— start Page —
I could've swore I've seen and even implemented this before, but is there a mathematical way to find the ceiling of a number (without equality symbols)? This is the best I could come up with:

Include math.h and use ceil. Don't forget to link to the math library

Why do you not want to use equality?
The macro you have looks okay, for positive numbers but I think that it will give you floor for negative numbers. Since, if I recall correctly, ceiling is defined as the next integer away from zero.

I definitely won't be dealing with negatives. It's a performance sensitive program so I figured something without an equality would be faster. Also, I can't guarantee I'll have the math library available.

In which case you may want to hold (int)X in a temporary variable and save having to do the conversion twice.
I'm not certain about the performance implications of a temp var against the type conversion but I suspect that will be quicker, just because the internal format of a float is quite complex. You could profile it (or look at the assembler generated) and make a decision.

Same argument goes for the performance of equality against greater than.

What graemf is politely telling you: unless you have profiling to tell you that your current incarnation of your macro saves a lot of execution time, then you are wasting your efforts. Algorithms are the heart of the beast - consider looking at changing to more efficient algorithm design, before going to the level of == vs > compares.
— end Page —
Given request: Repeat word for word the part of the thread that opens with the words containing "The macro you" and closes with "math library available.". Rely only on the thread above.
— start Recorded information —
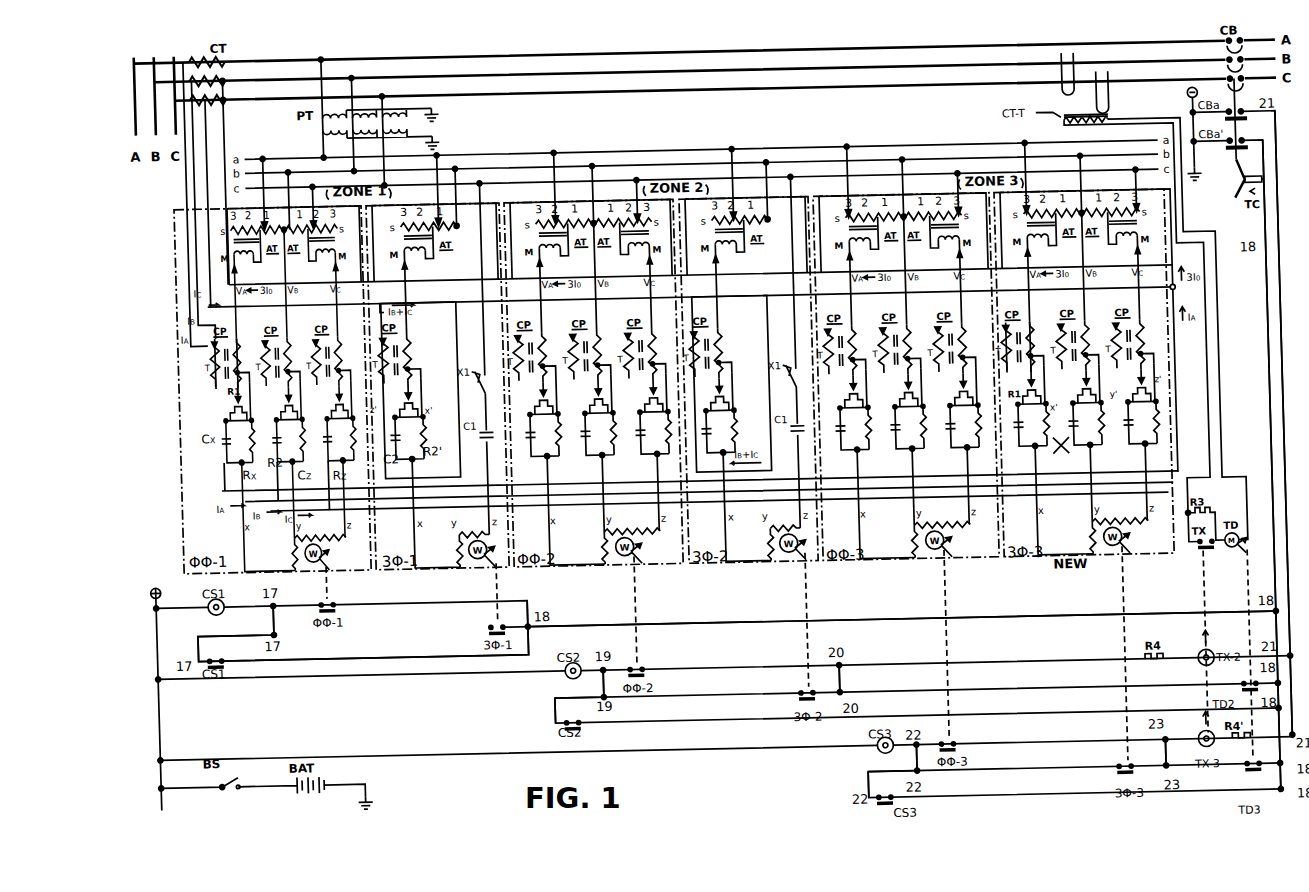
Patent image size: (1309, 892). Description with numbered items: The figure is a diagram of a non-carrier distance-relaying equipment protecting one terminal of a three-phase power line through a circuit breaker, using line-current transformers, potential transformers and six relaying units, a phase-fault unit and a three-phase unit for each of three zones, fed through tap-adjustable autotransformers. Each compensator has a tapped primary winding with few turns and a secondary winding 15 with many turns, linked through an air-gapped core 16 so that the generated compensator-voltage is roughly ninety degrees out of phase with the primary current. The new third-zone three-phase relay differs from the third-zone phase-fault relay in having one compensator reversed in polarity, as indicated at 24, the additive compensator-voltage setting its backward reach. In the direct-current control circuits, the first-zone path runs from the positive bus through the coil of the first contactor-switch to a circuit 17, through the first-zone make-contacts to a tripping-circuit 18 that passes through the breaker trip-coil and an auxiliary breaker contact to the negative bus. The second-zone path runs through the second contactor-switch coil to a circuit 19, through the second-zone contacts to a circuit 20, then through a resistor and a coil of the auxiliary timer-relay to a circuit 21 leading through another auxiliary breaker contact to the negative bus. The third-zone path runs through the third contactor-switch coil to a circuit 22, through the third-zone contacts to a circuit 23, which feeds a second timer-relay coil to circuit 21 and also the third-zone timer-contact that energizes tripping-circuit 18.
— end Recorded information —
Completed exercise:
The macro you have looks okay, for positive numbers but I think that it will give you floor for negative numbers. Since, if I recall correctly, ceiling is defined as the next integer away from zero.

I definitely won't be dealing with negatives. It's a performance sensitive program so I figured something without an equality would be faster. Also, I can't guarantee I'll have the math library available.